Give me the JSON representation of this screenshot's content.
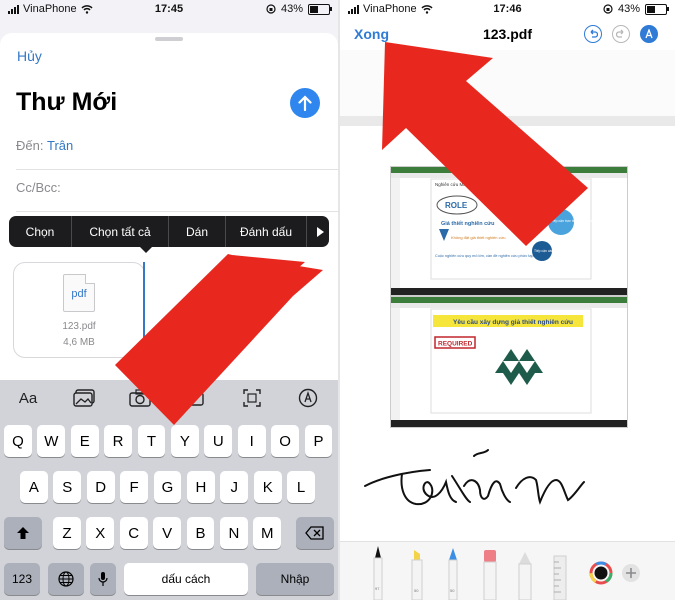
{
  "left": {
    "status": {
      "carrier": "VinaPhone",
      "time": "17:45",
      "battery": "43%"
    },
    "compose": {
      "cancel": "Hủy",
      "title": "Thư Mới",
      "to_label": "Đến:",
      "to_value": "Trân",
      "cc_label": "Cc/Bcc:"
    },
    "context_menu": [
      "Chọn",
      "Chọn tất cả",
      "Dán",
      "Đánh dấu"
    ],
    "attachment": {
      "type": "pdf",
      "name": "123.pdf",
      "size": "4,6 MB"
    },
    "keyboard": {
      "toolbar": [
        "Aa",
        "photo-library-icon",
        "camera-icon",
        "document-scan-icon",
        "scan-text-icon",
        "markup-icon"
      ],
      "row1": [
        "Q",
        "W",
        "E",
        "R",
        "T",
        "Y",
        "U",
        "I",
        "O",
        "P"
      ],
      "row2": [
        "A",
        "S",
        "D",
        "F",
        "G",
        "H",
        "J",
        "K",
        "L"
      ],
      "row3": [
        "Z",
        "X",
        "C",
        "V",
        "B",
        "N",
        "M"
      ],
      "numbers": "123",
      "space": "dấu cách",
      "return": "Nhập"
    }
  },
  "right": {
    "status": {
      "carrier": "VinaPhone",
      "time": "17:46",
      "battery": "43%"
    },
    "header": {
      "done": "Xong",
      "filename": "123.pdf"
    },
    "signature": "Trân",
    "slides": {
      "slide1_title": "Nghiên cứu Marketing",
      "slide1_hypothesis": "Giả thiết nghiên cứu",
      "slide1_no_hypothesis": "Không đặt giả thiết nghiên cứu",
      "slide1_footer": "Cuộc nghiên cứu quy mô lớn, cần đề nghiên cứu phức tạp",
      "slide1_core": "Khái niệm đúng đã sử dụng",
      "slide1_side": "Tiếp cận trực tiếp nghiên cứu chính xác",
      "slide1_side2": "Tiếp cận cần đối phó khoa học",
      "slide2_banner": "Yêu cầu xây dựng giả thiết nghiên cứu",
      "slide2_required": "REQUIRED"
    },
    "tool_colors": [
      "#111111",
      "#f2d34a",
      "#3a8ee6",
      "#ef7f86",
      "#cccccc"
    ]
  }
}
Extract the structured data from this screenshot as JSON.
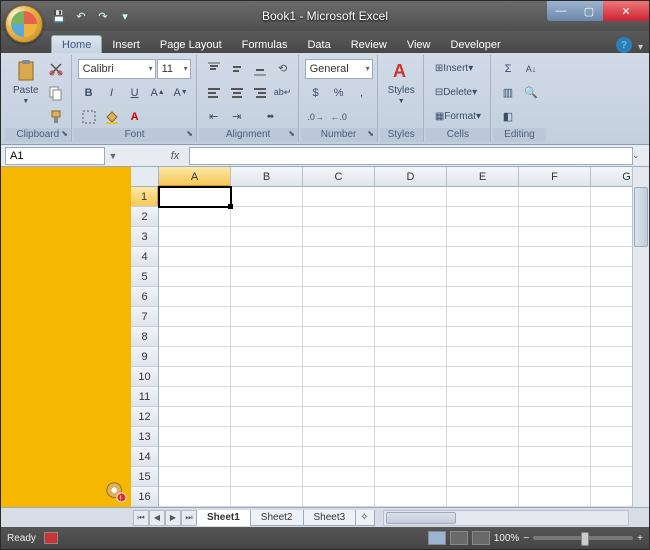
{
  "title": "Book1 - Microsoft Excel",
  "qat": {
    "save": "💾",
    "undo": "↶",
    "redo": "↷"
  },
  "tabs": {
    "home": "Home",
    "insert": "Insert",
    "pagelayout": "Page Layout",
    "formulas": "Formulas",
    "data": "Data",
    "review": "Review",
    "view": "View",
    "developer": "Developer"
  },
  "ribbon": {
    "clipboard": {
      "label": "Clipboard",
      "paste": "Paste"
    },
    "font": {
      "label": "Font",
      "name": "Calibri",
      "size": "11",
      "bold": "B",
      "italic": "I",
      "underline": "U"
    },
    "alignment": {
      "label": "Alignment"
    },
    "number": {
      "label": "Number",
      "format": "General",
      "currency": "$",
      "percent": "%",
      "comma": ","
    },
    "styles": {
      "label": "Styles",
      "btn": "Styles"
    },
    "cells": {
      "label": "Cells",
      "insert": "Insert",
      "delete": "Delete",
      "format": "Format"
    },
    "editing": {
      "label": "Editing",
      "sum": "Σ"
    }
  },
  "namebox": "A1",
  "fx": "fx",
  "columns": [
    "A",
    "B",
    "C",
    "D",
    "E",
    "F",
    "G"
  ],
  "rows": [
    "1",
    "2",
    "3",
    "4",
    "5",
    "6",
    "7",
    "8",
    "9",
    "10",
    "11",
    "12",
    "13",
    "14",
    "15",
    "16"
  ],
  "active_cell": "A1",
  "sheets": {
    "s1": "Sheet1",
    "s2": "Sheet2",
    "s3": "Sheet3"
  },
  "status": {
    "ready": "Ready",
    "zoom": "100%",
    "minus": "−",
    "plus": "+"
  },
  "help": "?"
}
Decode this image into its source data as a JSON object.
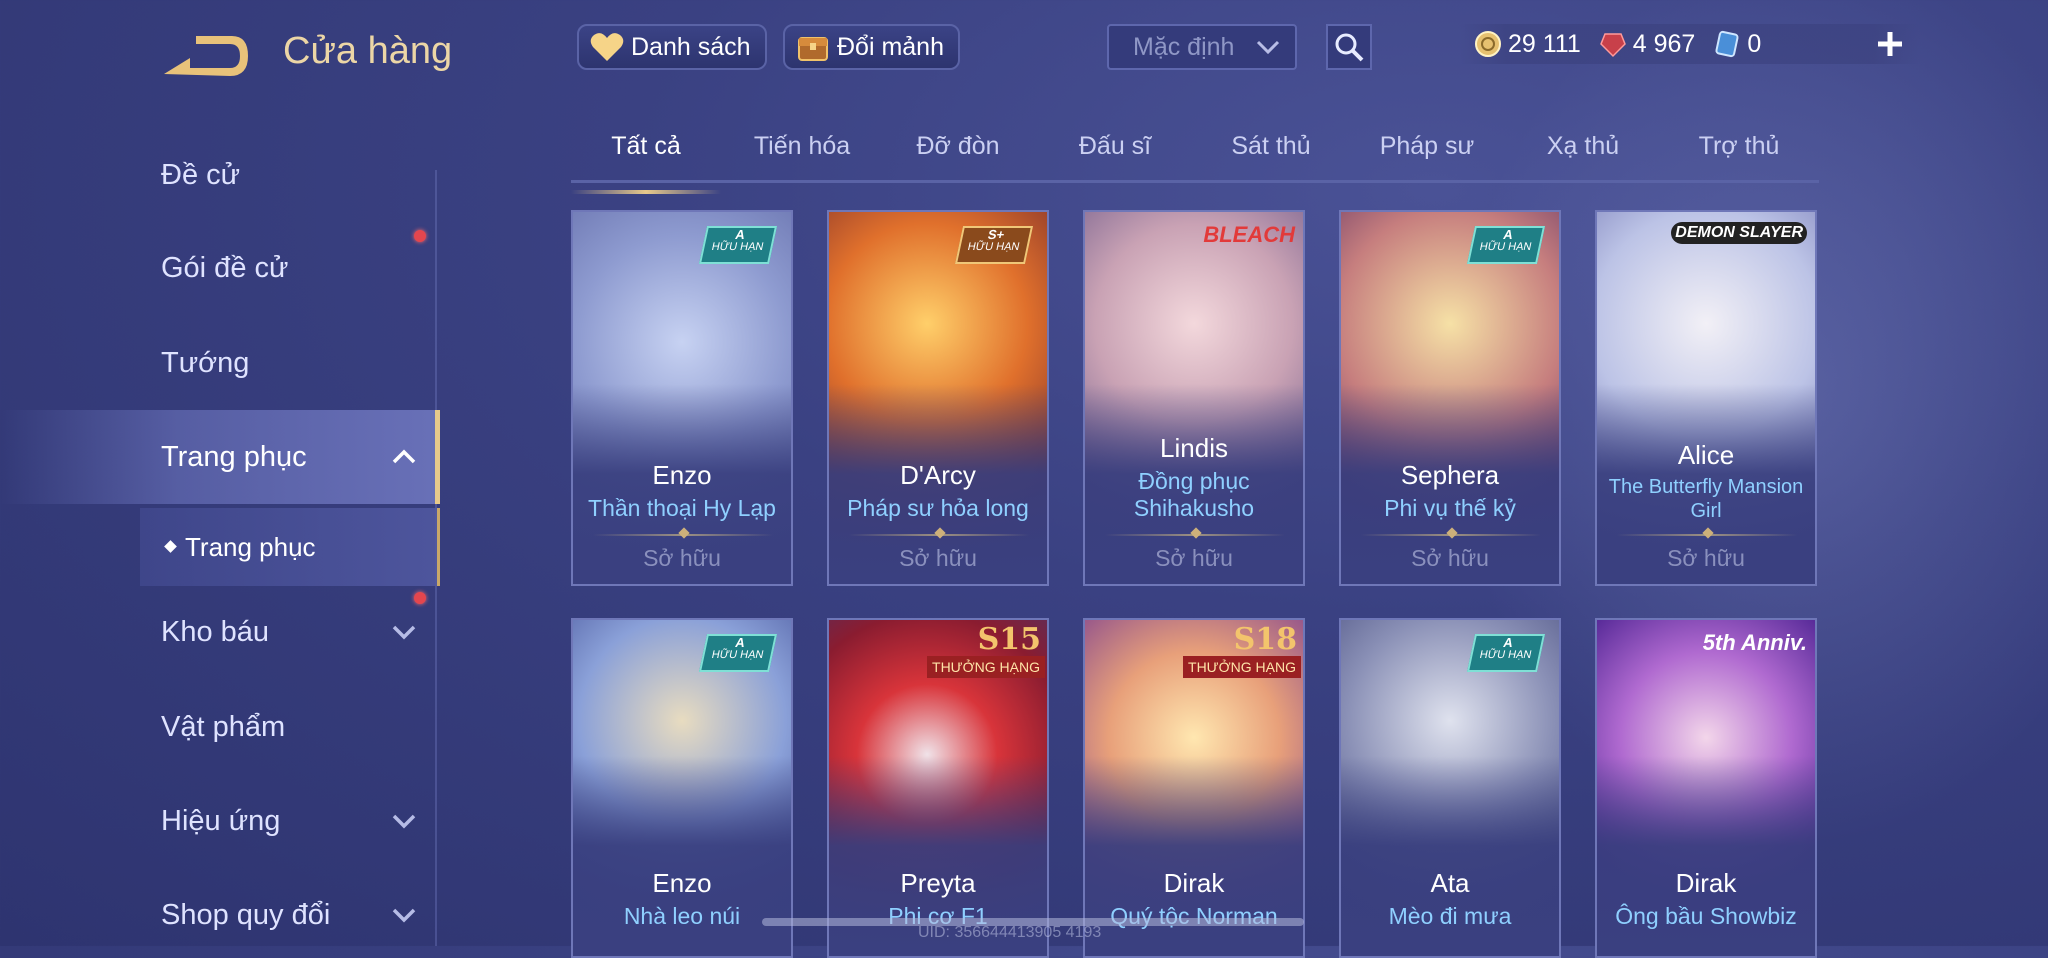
{
  "header": {
    "title": "Cửa hàng",
    "list_button": "Danh sách",
    "exchange_button": "Đổi mảnh",
    "sort_value": "Mặc định"
  },
  "currencies": [
    {
      "icon": "gold-coin-icon",
      "value": "29 111"
    },
    {
      "icon": "red-gem-icon",
      "value": "4 967"
    },
    {
      "icon": "voucher-icon",
      "value": "0"
    }
  ],
  "sidebar": {
    "items": [
      {
        "label": "Đề cử"
      },
      {
        "label": "Gói đề cử"
      },
      {
        "label": "Tướng"
      },
      {
        "label": "Trang phục"
      },
      {
        "label": "Kho báu"
      },
      {
        "label": "Vật phẩm"
      },
      {
        "label": "Hiệu ứng"
      },
      {
        "label": "Shop quy đổi"
      }
    ],
    "sub_item": "Trang phục"
  },
  "tabs": [
    "Tất cả",
    "Tiến hóa",
    "Đỡ đòn",
    "Đấu sĩ",
    "Sát thủ",
    "Pháp sư",
    "Xạ thủ",
    "Trợ thủ"
  ],
  "owned_label": "Sở hữu",
  "cards": [
    {
      "hero": "Enzo",
      "skin": "Thần thoại Hy Lạp",
      "badge": "A",
      "badge_sub": "HỮU HẠN",
      "owned": true
    },
    {
      "hero": "D'Arcy",
      "skin": "Pháp sư hỏa long",
      "badge": "S+",
      "badge_sub": "HỮU HẠN",
      "owned": true
    },
    {
      "hero": "Lindis",
      "skin": "Đồng phục Shihakusho",
      "logo": "BLEACH",
      "owned": true
    },
    {
      "hero": "Sephera",
      "skin": "Phi vụ thế kỷ",
      "badge": "A",
      "badge_sub": "HỮU HẠN",
      "owned": true
    },
    {
      "hero": "Alice",
      "skin": "The Butterfly Mansion Girl",
      "logo": "DEMON SLAYER",
      "owned": true
    },
    {
      "hero": "Enzo",
      "skin": "Nhà leo núi",
      "badge": "A",
      "badge_sub": "HỮU HẠN"
    },
    {
      "hero": "Preyta",
      "skin": "Phi cơ F1",
      "season": "S15",
      "ribbon": "THƯỞNG HẠNG"
    },
    {
      "hero": "Dirak",
      "skin": "Quý tộc Norman",
      "season": "S18",
      "ribbon": "THƯỞNG HẠNG"
    },
    {
      "hero": "Ata",
      "skin": "Mèo đi mưa",
      "badge": "A",
      "badge_sub": "HỮU HẠN"
    },
    {
      "hero": "Dirak",
      "skin": "Ông bầu Showbiz",
      "logo": "5th Anniv."
    }
  ],
  "uid_text": "UID: 356644413905 4193",
  "colors": {
    "accent_gold": "#e7c98b",
    "skin_name": "#8fd0ff",
    "notification": "#e3464e"
  }
}
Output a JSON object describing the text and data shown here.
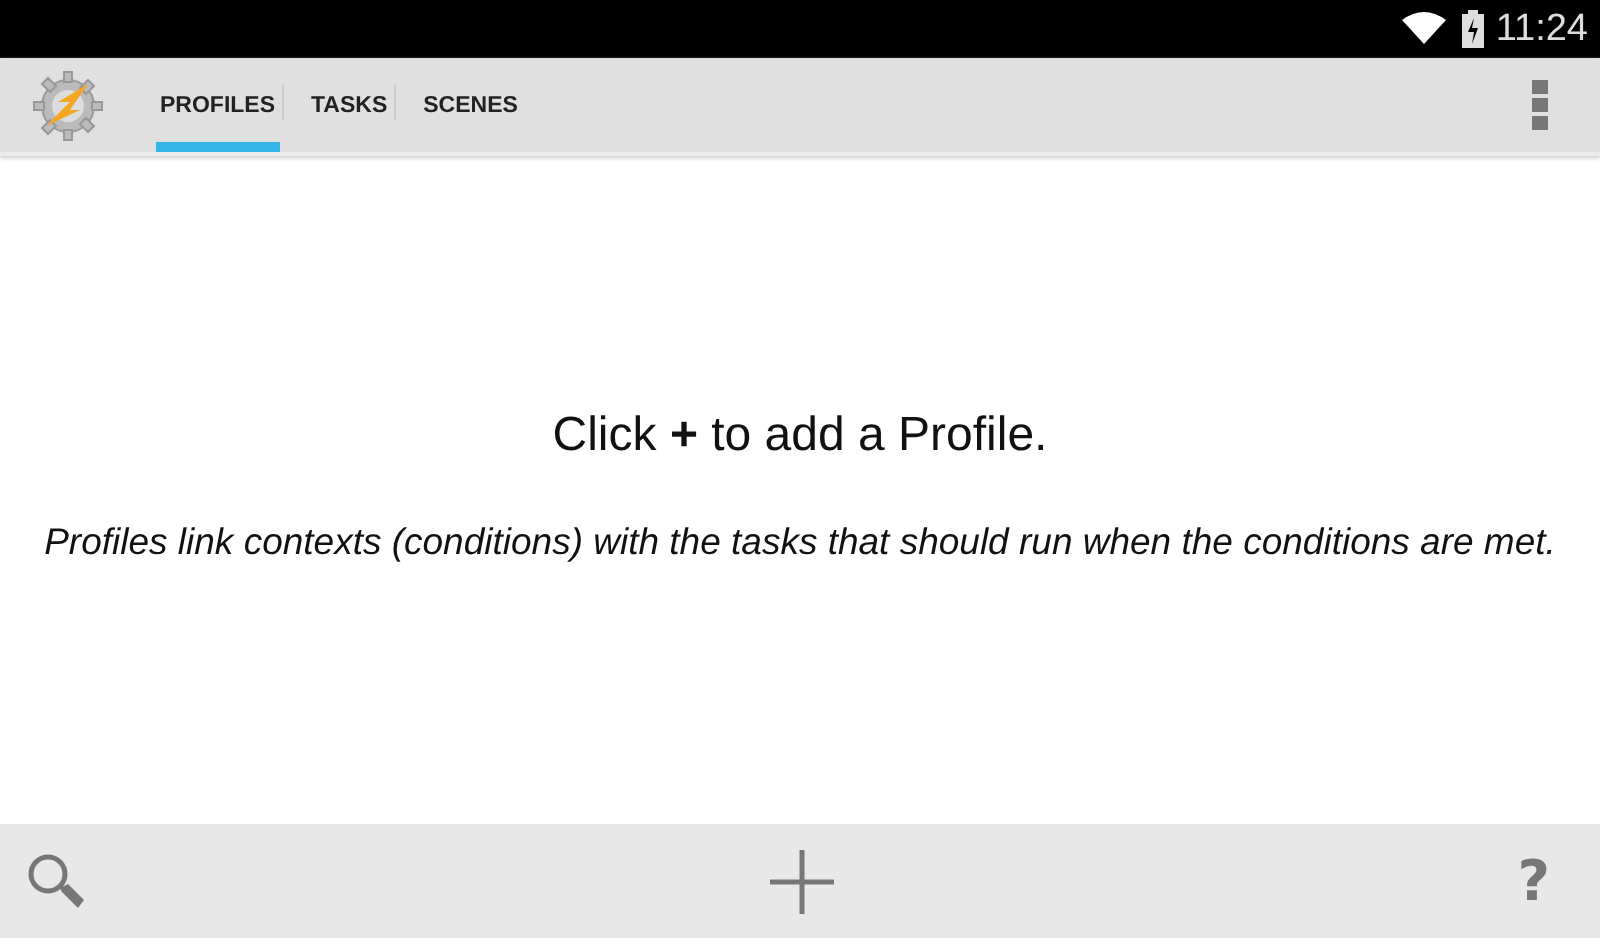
{
  "status_bar": {
    "time": "11:24"
  },
  "tabs": [
    {
      "label": "PROFILES",
      "selected": true
    },
    {
      "label": "TASKS",
      "selected": false
    },
    {
      "label": "SCENES",
      "selected": false
    }
  ],
  "empty_state": {
    "headline": "Click **+** to add a Profile.",
    "description": "Profiles link contexts (conditions) with the tasks that should run when the conditions are met."
  },
  "bottom_bar": {
    "help": "?"
  }
}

##########

**DIRECTIVE:** Identify which lines contain the word "thiết" and copy each one.

**RESPONSE BELOW:**
      "slide1_hypothesis": "Giả thiết nghiên cứu",
      "slide1_no_hypothesis": "Không đặt giả thiết nghiên cứu",
      "slide2_banner": "Yêu cầu xây dựng giả thiết nghiên cứu",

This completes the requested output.